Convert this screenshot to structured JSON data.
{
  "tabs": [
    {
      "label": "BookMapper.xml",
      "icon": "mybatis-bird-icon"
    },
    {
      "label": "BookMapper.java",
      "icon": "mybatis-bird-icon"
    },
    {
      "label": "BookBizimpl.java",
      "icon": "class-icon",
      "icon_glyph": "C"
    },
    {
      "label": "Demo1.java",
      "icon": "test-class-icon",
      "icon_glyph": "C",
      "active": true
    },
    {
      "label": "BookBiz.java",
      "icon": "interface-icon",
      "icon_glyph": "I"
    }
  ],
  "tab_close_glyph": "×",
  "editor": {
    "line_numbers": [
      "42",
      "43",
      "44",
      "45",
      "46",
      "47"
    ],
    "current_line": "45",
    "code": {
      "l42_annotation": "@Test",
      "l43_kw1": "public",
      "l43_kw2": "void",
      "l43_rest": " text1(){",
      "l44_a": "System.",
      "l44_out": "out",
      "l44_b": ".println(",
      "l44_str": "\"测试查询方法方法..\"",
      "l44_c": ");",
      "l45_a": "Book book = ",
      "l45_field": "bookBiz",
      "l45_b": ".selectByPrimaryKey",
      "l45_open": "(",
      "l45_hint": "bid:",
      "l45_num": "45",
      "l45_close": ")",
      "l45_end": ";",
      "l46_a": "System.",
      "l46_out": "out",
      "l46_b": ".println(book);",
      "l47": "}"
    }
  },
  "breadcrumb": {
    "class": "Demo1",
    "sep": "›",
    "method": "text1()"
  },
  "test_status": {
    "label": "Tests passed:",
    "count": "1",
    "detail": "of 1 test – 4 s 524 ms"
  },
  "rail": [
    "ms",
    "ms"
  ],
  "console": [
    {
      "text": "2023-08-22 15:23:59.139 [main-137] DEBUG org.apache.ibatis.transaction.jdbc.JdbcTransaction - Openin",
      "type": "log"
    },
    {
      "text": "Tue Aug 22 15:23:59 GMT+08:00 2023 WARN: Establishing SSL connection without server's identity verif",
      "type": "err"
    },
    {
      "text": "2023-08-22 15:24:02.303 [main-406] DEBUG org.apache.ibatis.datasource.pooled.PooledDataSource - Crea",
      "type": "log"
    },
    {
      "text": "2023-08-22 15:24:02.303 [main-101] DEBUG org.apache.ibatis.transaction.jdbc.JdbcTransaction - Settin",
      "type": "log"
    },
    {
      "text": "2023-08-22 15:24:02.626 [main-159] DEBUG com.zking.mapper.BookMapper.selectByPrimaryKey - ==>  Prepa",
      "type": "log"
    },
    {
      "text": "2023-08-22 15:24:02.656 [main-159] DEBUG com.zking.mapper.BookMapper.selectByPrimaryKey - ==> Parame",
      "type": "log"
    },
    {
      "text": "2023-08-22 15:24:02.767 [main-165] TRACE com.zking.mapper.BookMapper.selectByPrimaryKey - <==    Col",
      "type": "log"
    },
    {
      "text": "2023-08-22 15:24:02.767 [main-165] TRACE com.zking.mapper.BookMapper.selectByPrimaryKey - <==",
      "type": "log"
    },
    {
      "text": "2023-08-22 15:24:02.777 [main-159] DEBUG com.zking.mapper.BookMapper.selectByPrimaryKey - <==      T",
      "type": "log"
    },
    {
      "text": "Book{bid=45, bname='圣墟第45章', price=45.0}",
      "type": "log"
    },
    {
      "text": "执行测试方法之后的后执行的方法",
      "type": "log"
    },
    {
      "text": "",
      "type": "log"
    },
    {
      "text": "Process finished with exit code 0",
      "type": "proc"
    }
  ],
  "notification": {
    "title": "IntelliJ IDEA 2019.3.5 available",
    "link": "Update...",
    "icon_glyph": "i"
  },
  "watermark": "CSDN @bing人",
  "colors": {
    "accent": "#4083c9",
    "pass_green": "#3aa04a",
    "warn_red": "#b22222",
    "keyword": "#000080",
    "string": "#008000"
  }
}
★ ★ ★
Please return the data above exactly as given.

Convert this screenshot to structured JSON data.
{
  "tabs": [
    {
      "label": "BookMapper.xml",
      "icon": "mybatis-bird-icon"
    },
    {
      "label": "BookMapper.java",
      "icon": "mybatis-bird-icon"
    },
    {
      "label": "BookBizimpl.java",
      "icon": "class-icon",
      "icon_glyph": "C"
    },
    {
      "label": "Demo1.java",
      "icon": "test-class-icon",
      "icon_glyph": "C",
      "active": true
    },
    {
      "label": "BookBiz.java",
      "icon": "interface-icon",
      "icon_glyph": "I"
    }
  ],
  "tab_close_glyph": "×",
  "editor": {
    "line_numbers": [
      "42",
      "43",
      "44",
      "45",
      "46",
      "47"
    ],
    "current_line": "45",
    "code": {
      "l42_annotation": "@Test",
      "l43_kw1": "public",
      "l43_kw2": "void",
      "l43_rest": " text1(){",
      "l44_a": "System.",
      "l44_out": "out",
      "l44_b": ".println(",
      "l44_str": "\"测试查询方法方法..\"",
      "l44_c": ");",
      "l45_a": "Book book = ",
      "l45_field": "bookBiz",
      "l45_b": ".selectByPrimaryKey",
      "l45_open": "(",
      "l45_hint": "bid:",
      "l45_num": "45",
      "l45_close": ")",
      "l45_end": ";",
      "l46_a": "System.",
      "l46_out": "out",
      "l46_b": ".println(book);",
      "l47": "}"
    }
  },
  "breadcrumb": {
    "class": "Demo1",
    "sep": "›",
    "method": "text1()"
  },
  "test_status": {
    "label": "Tests passed:",
    "count": "1",
    "detail": "of 1 test – 4 s 524 ms"
  },
  "rail": [
    "ms",
    "ms"
  ],
  "console": [
    {
      "text": "2023-08-22 15:23:59.139 [main-137] DEBUG org.apache.ibatis.transaction.jdbc.JdbcTransaction - Openin",
      "type": "log"
    },
    {
      "text": "Tue Aug 22 15:23:59 GMT+08:00 2023 WARN: Establishing SSL connection without server's identity verif",
      "type": "err"
    },
    {
      "text": "2023-08-22 15:24:02.303 [main-406] DEBUG org.apache.ibatis.datasource.pooled.PooledDataSource - Crea",
      "type": "log"
    },
    {
      "text": "2023-08-22 15:24:02.303 [main-101] DEBUG org.apache.ibatis.transaction.jdbc.JdbcTransaction - Settin",
      "type": "log"
    },
    {
      "text": "2023-08-22 15:24:02.626 [main-159] DEBUG com.zking.mapper.BookMapper.selectByPrimaryKey - ==>  Prepa",
      "type": "log"
    },
    {
      "text": "2023-08-22 15:24:02.656 [main-159] DEBUG com.zking.mapper.BookMapper.selectByPrimaryKey - ==> Parame",
      "type": "log"
    },
    {
      "text": "2023-08-22 15:24:02.767 [main-165] TRACE com.zking.mapper.BookMapper.selectByPrimaryKey - <==    Col",
      "type": "log"
    },
    {
      "text": "2023-08-22 15:24:02.767 [main-165] TRACE com.zking.mapper.BookMapper.selectByPrimaryKey - <==",
      "type": "log"
    },
    {
      "text": "2023-08-22 15:24:02.777 [main-159] DEBUG com.zking.mapper.BookMapper.selectByPrimaryKey - <==      T",
      "type": "log"
    },
    {
      "text": "Book{bid=45, bname='圣墟第45章', price=45.0}",
      "type": "log"
    },
    {
      "text": "执行测试方法之后的后执行的方法",
      "type": "log"
    },
    {
      "text": "",
      "type": "log"
    },
    {
      "text": "Process finished with exit code 0",
      "type": "proc"
    }
  ],
  "notification": {
    "title": "IntelliJ IDEA 2019.3.5 available",
    "link": "Update...",
    "icon_glyph": "i"
  },
  "watermark": "CSDN @bing人",
  "colors": {
    "accent": "#4083c9",
    "pass_green": "#3aa04a",
    "warn_red": "#b22222",
    "keyword": "#000080",
    "string": "#008000"
  }
}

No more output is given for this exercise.